— BEGIN RECORDS FOR THIS TASK —
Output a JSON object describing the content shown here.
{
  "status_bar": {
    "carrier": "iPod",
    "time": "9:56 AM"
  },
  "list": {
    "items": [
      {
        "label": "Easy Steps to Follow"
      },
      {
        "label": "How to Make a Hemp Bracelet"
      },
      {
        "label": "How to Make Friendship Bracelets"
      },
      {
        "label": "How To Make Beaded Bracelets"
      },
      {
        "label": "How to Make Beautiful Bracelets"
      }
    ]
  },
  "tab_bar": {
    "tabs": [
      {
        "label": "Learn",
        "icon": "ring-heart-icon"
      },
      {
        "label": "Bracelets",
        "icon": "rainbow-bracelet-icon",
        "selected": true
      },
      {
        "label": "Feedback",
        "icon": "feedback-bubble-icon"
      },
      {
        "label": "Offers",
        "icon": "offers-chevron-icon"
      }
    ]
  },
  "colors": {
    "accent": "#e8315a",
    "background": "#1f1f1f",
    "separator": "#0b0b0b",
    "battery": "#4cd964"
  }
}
— END RECORDS FOR THIS TASK —
**OBJECTIVE**
Count all lines of the data that include "label". The answer is the number alone.

**WRITTEN RESPONSE**
9